• Description of the task:
Give the number of lines below that contain the word "this", and nothing else.

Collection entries

— start —

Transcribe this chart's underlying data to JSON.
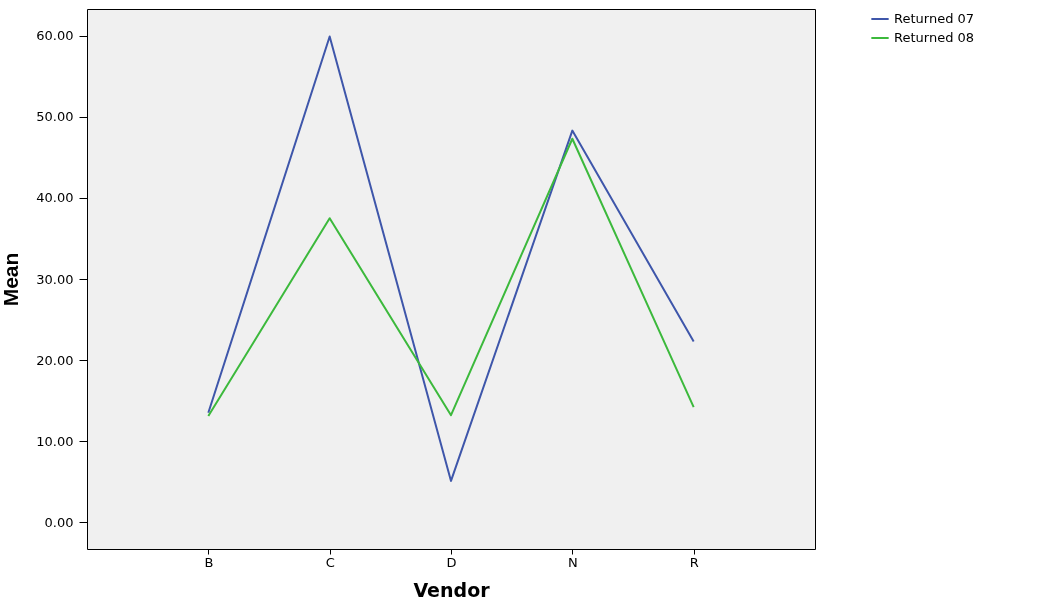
{
  "chart_data": {
    "type": "line",
    "xlabel": "Vendor",
    "ylabel": "Mean",
    "categories": [
      "B",
      "C",
      "D",
      "N",
      "R"
    ],
    "series": [
      {
        "name": "Returned 07",
        "color": "#3e56aa",
        "values": [
          13.5,
          59.9,
          5.1,
          48.3,
          22.3
        ]
      },
      {
        "name": "Returned 08",
        "color": "#3cb93c",
        "values": [
          13.1,
          37.5,
          13.2,
          47.3,
          14.2
        ]
      }
    ],
    "ylim": [
      -3.3,
      63.3
    ],
    "yticks": [
      {
        "value": 0,
        "label": "0.00"
      },
      {
        "value": 10,
        "label": "10.00"
      },
      {
        "value": 20,
        "label": "20.00"
      },
      {
        "value": 30,
        "label": "30.00"
      },
      {
        "value": 40,
        "label": "40.00"
      },
      {
        "value": 50,
        "label": "50.00"
      },
      {
        "value": 60,
        "label": "60.00"
      }
    ],
    "grid": false,
    "legend": "top right",
    "marker": "none",
    "line_style": "solid"
  }
}
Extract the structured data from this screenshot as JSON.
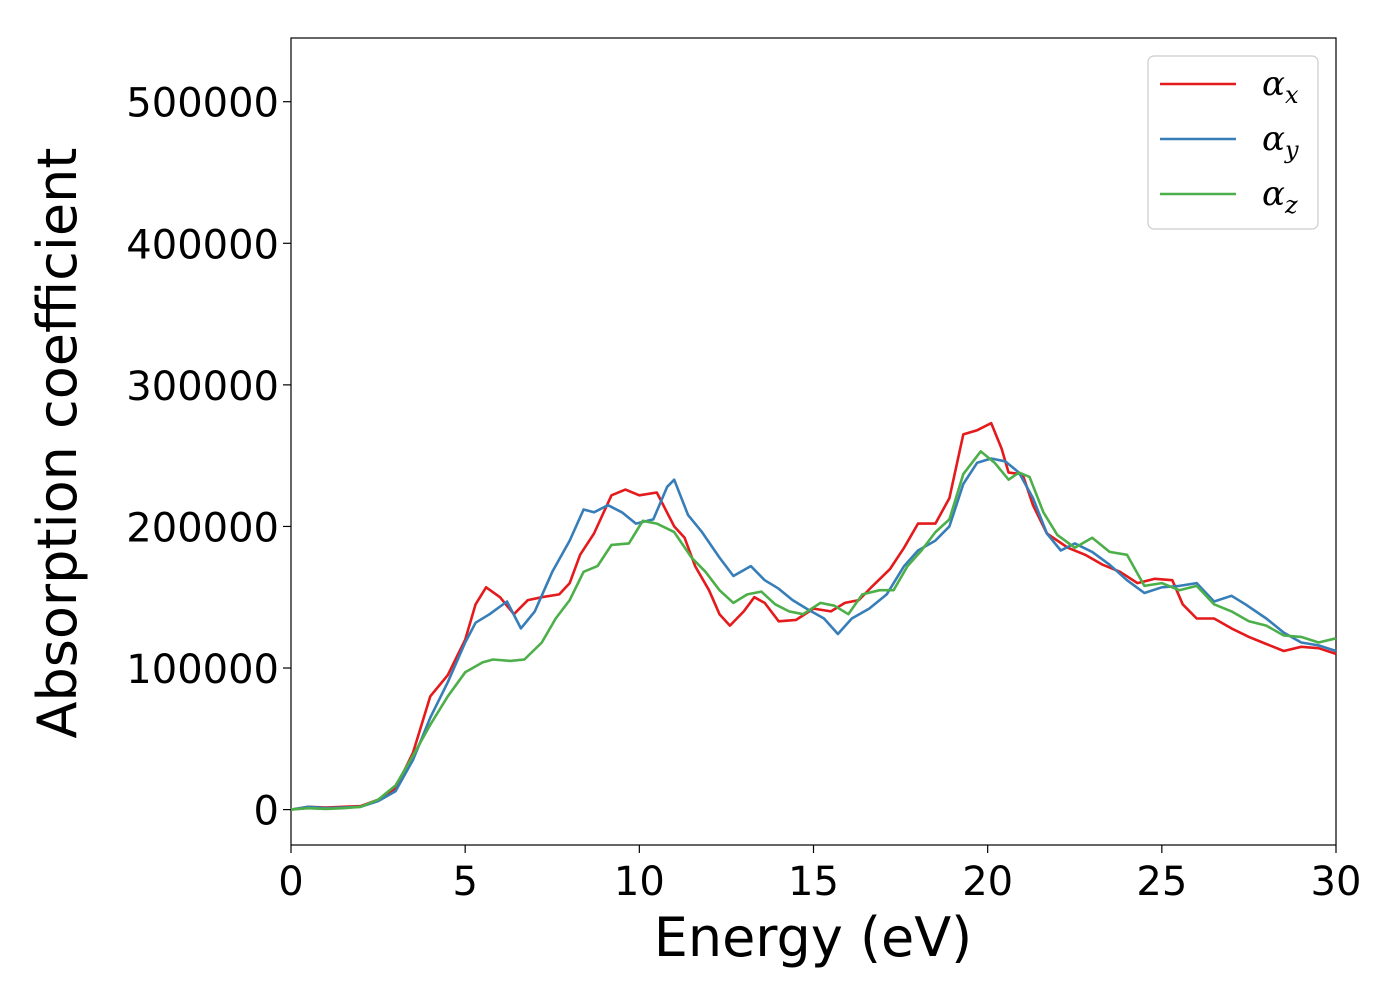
{
  "chart_data": {
    "type": "line",
    "title": "",
    "xlabel": "Energy (eV)",
    "ylabel": "Absorption coefficient",
    "xlim": [
      0,
      30
    ],
    "ylim": [
      -25000,
      545000
    ],
    "xticks": [
      0,
      5,
      10,
      15,
      20,
      25,
      30
    ],
    "yticks": [
      0,
      100000,
      200000,
      300000,
      400000,
      500000
    ],
    "grid": false,
    "legend": "top-right",
    "series": [
      {
        "name": "α",
        "subscript": "x",
        "color": "#e41a1c",
        "points": [
          [
            0,
            0
          ],
          [
            0.5,
            2000
          ],
          [
            1,
            1500
          ],
          [
            1.5,
            2000
          ],
          [
            2,
            2500
          ],
          [
            2.5,
            7000
          ],
          [
            3,
            15000
          ],
          [
            3.5,
            40000
          ],
          [
            4,
            80000
          ],
          [
            4.5,
            95000
          ],
          [
            5,
            120000
          ],
          [
            5.3,
            145000
          ],
          [
            5.6,
            157000
          ],
          [
            6,
            150000
          ],
          [
            6.4,
            138000
          ],
          [
            6.8,
            148000
          ],
          [
            7.2,
            150000
          ],
          [
            7.7,
            152000
          ],
          [
            8,
            160000
          ],
          [
            8.3,
            180000
          ],
          [
            8.7,
            195000
          ],
          [
            9.2,
            222000
          ],
          [
            9.6,
            226000
          ],
          [
            10,
            222000
          ],
          [
            10.5,
            224000
          ],
          [
            11,
            200000
          ],
          [
            11.3,
            192000
          ],
          [
            11.6,
            172000
          ],
          [
            12,
            155000
          ],
          [
            12.3,
            138000
          ],
          [
            12.6,
            130000
          ],
          [
            13,
            140000
          ],
          [
            13.3,
            150000
          ],
          [
            13.6,
            146000
          ],
          [
            14,
            133000
          ],
          [
            14.5,
            134000
          ],
          [
            15,
            142000
          ],
          [
            15.5,
            140000
          ],
          [
            15.9,
            146000
          ],
          [
            16.3,
            148000
          ],
          [
            16.7,
            158000
          ],
          [
            17.2,
            170000
          ],
          [
            17.6,
            185000
          ],
          [
            18,
            202000
          ],
          [
            18.5,
            202000
          ],
          [
            18.9,
            220000
          ],
          [
            19.3,
            265000
          ],
          [
            19.7,
            268000
          ],
          [
            20.1,
            273000
          ],
          [
            20.4,
            255000
          ],
          [
            20.6,
            238000
          ],
          [
            21,
            237000
          ],
          [
            21.3,
            215000
          ],
          [
            21.7,
            195000
          ],
          [
            22.3,
            185000
          ],
          [
            22.8,
            180000
          ],
          [
            23.3,
            173000
          ],
          [
            23.8,
            168000
          ],
          [
            24.3,
            160000
          ],
          [
            24.8,
            163000
          ],
          [
            25.3,
            162000
          ],
          [
            25.6,
            145000
          ],
          [
            26,
            135000
          ],
          [
            26.5,
            135000
          ],
          [
            27,
            128000
          ],
          [
            27.5,
            122000
          ],
          [
            28,
            117000
          ],
          [
            28.5,
            112000
          ],
          [
            29,
            115000
          ],
          [
            29.5,
            114000
          ],
          [
            30,
            110000
          ]
        ]
      },
      {
        "name": "α",
        "subscript": "y",
        "color": "#377eb8",
        "points": [
          [
            0,
            0
          ],
          [
            0.5,
            2000
          ],
          [
            1,
            1000
          ],
          [
            1.5,
            1500
          ],
          [
            2,
            2000
          ],
          [
            2.5,
            6000
          ],
          [
            3,
            13000
          ],
          [
            3.5,
            35000
          ],
          [
            4,
            65000
          ],
          [
            4.5,
            90000
          ],
          [
            5,
            118000
          ],
          [
            5.3,
            132000
          ],
          [
            5.7,
            138000
          ],
          [
            6.2,
            147000
          ],
          [
            6.6,
            128000
          ],
          [
            7,
            140000
          ],
          [
            7.5,
            168000
          ],
          [
            8,
            190000
          ],
          [
            8.4,
            212000
          ],
          [
            8.7,
            210000
          ],
          [
            9.1,
            215000
          ],
          [
            9.5,
            210000
          ],
          [
            9.9,
            202000
          ],
          [
            10.4,
            205000
          ],
          [
            10.8,
            228000
          ],
          [
            11,
            233000
          ],
          [
            11.4,
            208000
          ],
          [
            11.8,
            196000
          ],
          [
            12.3,
            178000
          ],
          [
            12.7,
            165000
          ],
          [
            13.2,
            172000
          ],
          [
            13.6,
            162000
          ],
          [
            14,
            156000
          ],
          [
            14.4,
            148000
          ],
          [
            14.8,
            142000
          ],
          [
            15.3,
            135000
          ],
          [
            15.7,
            124000
          ],
          [
            16.1,
            135000
          ],
          [
            16.6,
            142000
          ],
          [
            17.1,
            152000
          ],
          [
            17.6,
            172000
          ],
          [
            18,
            183000
          ],
          [
            18.5,
            190000
          ],
          [
            18.9,
            200000
          ],
          [
            19.3,
            230000
          ],
          [
            19.7,
            245000
          ],
          [
            20.1,
            248000
          ],
          [
            20.5,
            246000
          ],
          [
            20.9,
            238000
          ],
          [
            21.3,
            220000
          ],
          [
            21.7,
            195000
          ],
          [
            22.1,
            183000
          ],
          [
            22.5,
            188000
          ],
          [
            23,
            182000
          ],
          [
            23.5,
            173000
          ],
          [
            24,
            162000
          ],
          [
            24.5,
            153000
          ],
          [
            25,
            157000
          ],
          [
            25.5,
            158000
          ],
          [
            26,
            160000
          ],
          [
            26.5,
            147000
          ],
          [
            27,
            151000
          ],
          [
            27.4,
            145000
          ],
          [
            28,
            135000
          ],
          [
            28.5,
            125000
          ],
          [
            29,
            118000
          ],
          [
            29.5,
            116000
          ],
          [
            30,
            112000
          ]
        ]
      },
      {
        "name": "α",
        "subscript": "z",
        "color": "#4daf4a",
        "points": [
          [
            0,
            0
          ],
          [
            0.5,
            1000
          ],
          [
            1,
            500
          ],
          [
            1.5,
            1000
          ],
          [
            2,
            2000
          ],
          [
            2.5,
            7000
          ],
          [
            3,
            17000
          ],
          [
            3.5,
            38000
          ],
          [
            4,
            60000
          ],
          [
            4.5,
            80000
          ],
          [
            5,
            97000
          ],
          [
            5.5,
            104000
          ],
          [
            5.8,
            106000
          ],
          [
            6.3,
            105000
          ],
          [
            6.7,
            106000
          ],
          [
            7.2,
            118000
          ],
          [
            7.6,
            135000
          ],
          [
            8,
            148000
          ],
          [
            8.4,
            168000
          ],
          [
            8.8,
            172000
          ],
          [
            9.2,
            187000
          ],
          [
            9.7,
            188000
          ],
          [
            10.1,
            204000
          ],
          [
            10.5,
            202000
          ],
          [
            11,
            196000
          ],
          [
            11.5,
            178000
          ],
          [
            11.9,
            168000
          ],
          [
            12.3,
            155000
          ],
          [
            12.7,
            146000
          ],
          [
            13.1,
            152000
          ],
          [
            13.5,
            154000
          ],
          [
            13.9,
            145000
          ],
          [
            14.3,
            140000
          ],
          [
            14.7,
            138000
          ],
          [
            15.2,
            146000
          ],
          [
            15.6,
            144000
          ],
          [
            16,
            138000
          ],
          [
            16.4,
            152000
          ],
          [
            16.9,
            155000
          ],
          [
            17.3,
            155000
          ],
          [
            17.7,
            172000
          ],
          [
            18.1,
            183000
          ],
          [
            18.5,
            196000
          ],
          [
            18.9,
            205000
          ],
          [
            19.3,
            237000
          ],
          [
            19.8,
            253000
          ],
          [
            20.2,
            245000
          ],
          [
            20.6,
            233000
          ],
          [
            20.9,
            238000
          ],
          [
            21.2,
            235000
          ],
          [
            21.6,
            210000
          ],
          [
            22,
            194000
          ],
          [
            22.5,
            185000
          ],
          [
            23,
            192000
          ],
          [
            23.5,
            182000
          ],
          [
            24,
            180000
          ],
          [
            24.5,
            158000
          ],
          [
            25,
            160000
          ],
          [
            25.5,
            155000
          ],
          [
            26,
            158000
          ],
          [
            26.5,
            145000
          ],
          [
            27,
            140000
          ],
          [
            27.5,
            133000
          ],
          [
            28,
            130000
          ],
          [
            28.5,
            123000
          ],
          [
            29,
            122000
          ],
          [
            29.5,
            118000
          ],
          [
            30,
            121000
          ]
        ]
      }
    ]
  }
}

— end —

• Task response:
2